* [Exercise requirements]: All of the material below is to be retyped exactly.

* [Material for the task]:
------------------------------------------------------------------------

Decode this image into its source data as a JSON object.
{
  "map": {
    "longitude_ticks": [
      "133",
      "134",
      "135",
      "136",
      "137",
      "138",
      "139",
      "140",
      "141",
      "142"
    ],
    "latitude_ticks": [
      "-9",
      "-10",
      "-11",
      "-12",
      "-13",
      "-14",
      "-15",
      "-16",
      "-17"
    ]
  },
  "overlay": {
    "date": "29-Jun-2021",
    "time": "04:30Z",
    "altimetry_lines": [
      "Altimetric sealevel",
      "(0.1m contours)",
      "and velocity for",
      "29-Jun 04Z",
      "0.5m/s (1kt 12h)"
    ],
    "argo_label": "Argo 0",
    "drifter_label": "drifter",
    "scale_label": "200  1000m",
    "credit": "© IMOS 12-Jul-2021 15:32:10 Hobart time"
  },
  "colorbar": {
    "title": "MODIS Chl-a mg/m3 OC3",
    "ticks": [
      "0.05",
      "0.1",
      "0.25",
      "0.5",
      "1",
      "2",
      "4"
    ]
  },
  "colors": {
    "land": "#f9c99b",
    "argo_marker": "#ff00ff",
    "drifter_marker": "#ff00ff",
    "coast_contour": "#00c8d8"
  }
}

------------------------------------------------------------------------

* [Written answer]:
Decode this image into its source data as a JSON object.
{
  "map": {
    "longitude_ticks": [
      "133",
      "134",
      "135",
      "136",
      "137",
      "138",
      "139",
      "140",
      "141",
      "142"
    ],
    "latitude_ticks": [
      "-9",
      "-10",
      "-11",
      "-12",
      "-13",
      "-14",
      "-15",
      "-16",
      "-17"
    ]
  },
  "overlay": {
    "date": "29-Jun-2021",
    "time": "04:30Z",
    "altimetry_lines": [
      "Altimetric sealevel",
      "(0.1m contours)",
      "and velocity for",
      "29-Jun 04Z",
      "0.5m/s (1kt 12h)"
    ],
    "argo_label": "Argo 0",
    "drifter_label": "drifter",
    "scale_label": "200  1000m",
    "credit": "© IMOS 12-Jul-2021 15:32:10 Hobart time"
  },
  "colorbar": {
    "title": "MODIS Chl-a mg/m3 OC3",
    "ticks": [
      "0.05",
      "0.1",
      "0.25",
      "0.5",
      "1",
      "2",
      "4"
    ]
  },
  "colors": {
    "land": "#f9c99b",
    "argo_marker": "#ff00ff",
    "drifter_marker": "#ff00ff",
    "coast_contour": "#00c8d8"
  }
}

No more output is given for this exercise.